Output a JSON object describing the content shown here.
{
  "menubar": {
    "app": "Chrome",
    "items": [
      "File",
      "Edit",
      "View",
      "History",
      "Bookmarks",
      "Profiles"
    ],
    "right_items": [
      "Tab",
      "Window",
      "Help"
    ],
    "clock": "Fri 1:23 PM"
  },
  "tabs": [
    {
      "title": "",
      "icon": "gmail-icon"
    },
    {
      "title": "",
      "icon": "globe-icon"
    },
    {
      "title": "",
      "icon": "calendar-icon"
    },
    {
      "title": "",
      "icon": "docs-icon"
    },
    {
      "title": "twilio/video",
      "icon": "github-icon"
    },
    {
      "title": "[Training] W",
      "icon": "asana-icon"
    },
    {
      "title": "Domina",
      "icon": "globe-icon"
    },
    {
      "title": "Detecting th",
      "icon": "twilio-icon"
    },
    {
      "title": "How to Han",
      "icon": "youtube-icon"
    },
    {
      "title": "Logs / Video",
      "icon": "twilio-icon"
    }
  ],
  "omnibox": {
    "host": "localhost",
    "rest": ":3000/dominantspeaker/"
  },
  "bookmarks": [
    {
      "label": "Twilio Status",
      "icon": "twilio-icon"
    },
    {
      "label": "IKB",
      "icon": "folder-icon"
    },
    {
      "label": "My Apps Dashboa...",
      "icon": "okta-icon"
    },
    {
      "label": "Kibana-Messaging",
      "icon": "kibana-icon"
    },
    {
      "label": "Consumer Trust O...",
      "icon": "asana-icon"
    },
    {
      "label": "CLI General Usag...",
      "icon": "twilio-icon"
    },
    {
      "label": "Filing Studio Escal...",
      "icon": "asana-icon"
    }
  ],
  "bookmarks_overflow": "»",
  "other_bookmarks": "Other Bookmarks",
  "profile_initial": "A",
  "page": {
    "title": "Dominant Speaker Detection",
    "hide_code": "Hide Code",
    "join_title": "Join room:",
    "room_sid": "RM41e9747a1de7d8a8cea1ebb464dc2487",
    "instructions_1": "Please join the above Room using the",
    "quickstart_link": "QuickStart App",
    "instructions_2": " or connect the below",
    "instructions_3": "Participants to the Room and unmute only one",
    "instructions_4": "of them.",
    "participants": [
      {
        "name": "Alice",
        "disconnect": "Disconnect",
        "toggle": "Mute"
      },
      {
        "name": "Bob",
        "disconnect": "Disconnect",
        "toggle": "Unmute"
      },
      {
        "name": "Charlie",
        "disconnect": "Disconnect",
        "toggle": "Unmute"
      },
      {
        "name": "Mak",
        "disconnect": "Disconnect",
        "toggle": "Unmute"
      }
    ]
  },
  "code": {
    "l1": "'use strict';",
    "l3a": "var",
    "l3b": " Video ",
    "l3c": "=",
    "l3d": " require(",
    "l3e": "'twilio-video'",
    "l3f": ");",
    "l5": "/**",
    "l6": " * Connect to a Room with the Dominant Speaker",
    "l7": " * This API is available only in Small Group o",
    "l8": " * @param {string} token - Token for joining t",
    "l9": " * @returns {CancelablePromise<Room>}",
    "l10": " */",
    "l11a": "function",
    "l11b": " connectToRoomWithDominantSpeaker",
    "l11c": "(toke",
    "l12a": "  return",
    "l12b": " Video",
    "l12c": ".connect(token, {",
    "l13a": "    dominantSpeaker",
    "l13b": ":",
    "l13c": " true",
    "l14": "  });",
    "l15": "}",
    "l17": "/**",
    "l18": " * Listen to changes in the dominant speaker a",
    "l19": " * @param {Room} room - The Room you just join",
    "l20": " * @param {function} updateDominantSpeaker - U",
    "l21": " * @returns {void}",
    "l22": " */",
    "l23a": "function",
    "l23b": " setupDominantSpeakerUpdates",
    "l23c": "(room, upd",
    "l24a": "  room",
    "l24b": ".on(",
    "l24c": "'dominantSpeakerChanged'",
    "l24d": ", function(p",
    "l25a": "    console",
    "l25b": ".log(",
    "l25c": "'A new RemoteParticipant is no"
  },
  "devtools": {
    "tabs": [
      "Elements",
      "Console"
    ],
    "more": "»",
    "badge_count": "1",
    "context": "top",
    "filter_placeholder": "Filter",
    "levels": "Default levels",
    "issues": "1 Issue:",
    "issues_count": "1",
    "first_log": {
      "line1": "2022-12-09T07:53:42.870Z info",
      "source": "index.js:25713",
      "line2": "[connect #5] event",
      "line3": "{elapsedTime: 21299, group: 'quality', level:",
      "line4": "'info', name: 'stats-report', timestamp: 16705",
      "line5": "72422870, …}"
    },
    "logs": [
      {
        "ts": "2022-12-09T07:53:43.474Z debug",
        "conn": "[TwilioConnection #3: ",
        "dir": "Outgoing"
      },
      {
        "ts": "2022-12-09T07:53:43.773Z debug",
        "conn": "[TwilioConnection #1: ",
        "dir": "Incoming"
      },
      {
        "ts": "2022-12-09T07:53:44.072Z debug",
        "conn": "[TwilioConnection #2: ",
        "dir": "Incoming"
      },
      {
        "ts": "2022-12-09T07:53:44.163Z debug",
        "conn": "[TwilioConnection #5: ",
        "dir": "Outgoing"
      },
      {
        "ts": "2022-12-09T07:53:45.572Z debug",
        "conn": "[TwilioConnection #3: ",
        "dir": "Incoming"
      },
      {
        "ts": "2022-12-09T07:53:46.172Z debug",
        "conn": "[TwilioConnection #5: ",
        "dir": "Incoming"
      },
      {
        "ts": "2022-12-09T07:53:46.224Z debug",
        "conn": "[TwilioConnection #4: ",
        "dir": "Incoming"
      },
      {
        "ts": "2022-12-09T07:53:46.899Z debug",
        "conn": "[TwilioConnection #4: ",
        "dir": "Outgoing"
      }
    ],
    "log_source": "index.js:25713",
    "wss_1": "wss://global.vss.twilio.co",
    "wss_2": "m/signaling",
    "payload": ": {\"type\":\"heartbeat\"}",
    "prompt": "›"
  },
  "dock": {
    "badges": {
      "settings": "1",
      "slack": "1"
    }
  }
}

■ What to produce
Transcribe each record exactly. Leave nothing out.

■ Task solution
Output a JSON object describing the content shown here.
{
  "menubar": {
    "app": "Chrome",
    "items": [
      "File",
      "Edit",
      "View",
      "History",
      "Bookmarks",
      "Profiles"
    ],
    "right_items": [
      "Tab",
      "Window",
      "Help"
    ],
    "clock": "Fri 1:23 PM"
  },
  "tabs": [
    {
      "title": "",
      "icon": "gmail-icon"
    },
    {
      "title": "",
      "icon": "globe-icon"
    },
    {
      "title": "",
      "icon": "calendar-icon"
    },
    {
      "title": "",
      "icon": "docs-icon"
    },
    {
      "title": "twilio/video",
      "icon": "github-icon"
    },
    {
      "title": "[Training] W",
      "icon": "asana-icon"
    },
    {
      "title": "Domina",
      "icon": "globe-icon"
    },
    {
      "title": "Detecting th",
      "icon": "twilio-icon"
    },
    {
      "title": "How to Han",
      "icon": "youtube-icon"
    },
    {
      "title": "Logs / Video",
      "icon": "twilio-icon"
    }
  ],
  "omnibox": {
    "host": "localhost",
    "rest": ":3000/dominantspeaker/"
  },
  "bookmarks": [
    {
      "label": "Twilio Status",
      "icon": "twilio-icon"
    },
    {
      "label": "IKB",
      "icon": "folder-icon"
    },
    {
      "label": "My Apps Dashboa...",
      "icon": "okta-icon"
    },
    {
      "label": "Kibana-Messaging",
      "icon": "kibana-icon"
    },
    {
      "label": "Consumer Trust O...",
      "icon": "asana-icon"
    },
    {
      "label": "CLI General Usag...",
      "icon": "twilio-icon"
    },
    {
      "label": "Filing Studio Escal...",
      "icon": "asana-icon"
    }
  ],
  "bookmarks_overflow": "»",
  "other_bookmarks": "Other Bookmarks",
  "profile_initial": "A",
  "page": {
    "title": "Dominant Speaker Detection",
    "hide_code": "Hide Code",
    "join_title": "Join room:",
    "room_sid": "RM41e9747a1de7d8a8cea1ebb464dc2487",
    "instructions_1": "Please join the above Room using the",
    "quickstart_link": "QuickStart App",
    "instructions_2": " or connect the below",
    "instructions_3": "Participants to the Room and unmute only one",
    "instructions_4": "of them.",
    "participants": [
      {
        "name": "Alice",
        "disconnect": "Disconnect",
        "toggle": "Mute"
      },
      {
        "name": "Bob",
        "disconnect": "Disconnect",
        "toggle": "Unmute"
      },
      {
        "name": "Charlie",
        "disconnect": "Disconnect",
        "toggle": "Unmute"
      },
      {
        "name": "Mak",
        "disconnect": "Disconnect",
        "toggle": "Unmute"
      }
    ]
  },
  "code": {
    "l1": "'use strict';",
    "l3a": "var",
    "l3b": " Video ",
    "l3c": "=",
    "l3d": " require(",
    "l3e": "'twilio-video'",
    "l3f": ");",
    "l5": "/**",
    "l6": " * Connect to a Room with the Dominant Speaker",
    "l7": " * This API is available only in Small Group o",
    "l8": " * @param {string} token - Token for joining t",
    "l9": " * @returns {CancelablePromise<Room>}",
    "l10": " */",
    "l11a": "function",
    "l11b": " connectToRoomWithDominantSpeaker",
    "l11c": "(toke",
    "l12a": "  return",
    "l12b": " Video",
    "l12c": ".connect(token, {",
    "l13a": "    dominantSpeaker",
    "l13b": ":",
    "l13c": " true",
    "l14": "  });",
    "l15": "}",
    "l17": "/**",
    "l18": " * Listen to changes in the dominant speaker a",
    "l19": " * @param {Room} room - The Room you just join",
    "l20": " * @param {function} updateDominantSpeaker - U",
    "l21": " * @returns {void}",
    "l22": " */",
    "l23a": "function",
    "l23b": " setupDominantSpeakerUpdates",
    "l23c": "(room, upd",
    "l24a": "  room",
    "l24b": ".on(",
    "l24c": "'dominantSpeakerChanged'",
    "l24d": ", function(p",
    "l25a": "    console",
    "l25b": ".log(",
    "l25c": "'A new RemoteParticipant is no"
  },
  "devtools": {
    "tabs": [
      "Elements",
      "Console"
    ],
    "more": "»",
    "badge_count": "1",
    "context": "top",
    "filter_placeholder": "Filter",
    "levels": "Default levels",
    "issues": "1 Issue:",
    "issues_count": "1",
    "first_log": {
      "line1": "2022-12-09T07:53:42.870Z info",
      "source": "index.js:25713",
      "line2": "[connect #5] event",
      "line3": "{elapsedTime: 21299, group: 'quality', level:",
      "line4": "'info', name: 'stats-report', timestamp: 16705",
      "line5": "72422870, …}"
    },
    "logs": [
      {
        "ts": "2022-12-09T07:53:43.474Z debug",
        "conn": "[TwilioConnection #3: ",
        "dir": "Outgoing"
      },
      {
        "ts": "2022-12-09T07:53:43.773Z debug",
        "conn": "[TwilioConnection #1: ",
        "dir": "Incoming"
      },
      {
        "ts": "2022-12-09T07:53:44.072Z debug",
        "conn": "[TwilioConnection #2: ",
        "dir": "Incoming"
      },
      {
        "ts": "2022-12-09T07:53:44.163Z debug",
        "conn": "[TwilioConnection #5: ",
        "dir": "Outgoing"
      },
      {
        "ts": "2022-12-09T07:53:45.572Z debug",
        "conn": "[TwilioConnection #3: ",
        "dir": "Incoming"
      },
      {
        "ts": "2022-12-09T07:53:46.172Z debug",
        "conn": "[TwilioConnection #5: ",
        "dir": "Incoming"
      },
      {
        "ts": "2022-12-09T07:53:46.224Z debug",
        "conn": "[TwilioConnection #4: ",
        "dir": "Incoming"
      },
      {
        "ts": "2022-12-09T07:53:46.899Z debug",
        "conn": "[TwilioConnection #4: ",
        "dir": "Outgoing"
      }
    ],
    "log_source": "index.js:25713",
    "wss_1": "wss://global.vss.twilio.co",
    "wss_2": "m/signaling",
    "payload": ": {\"type\":\"heartbeat\"}",
    "prompt": "›"
  },
  "dock": {
    "badges": {
      "settings": "1",
      "slack": "1"
    }
  }
}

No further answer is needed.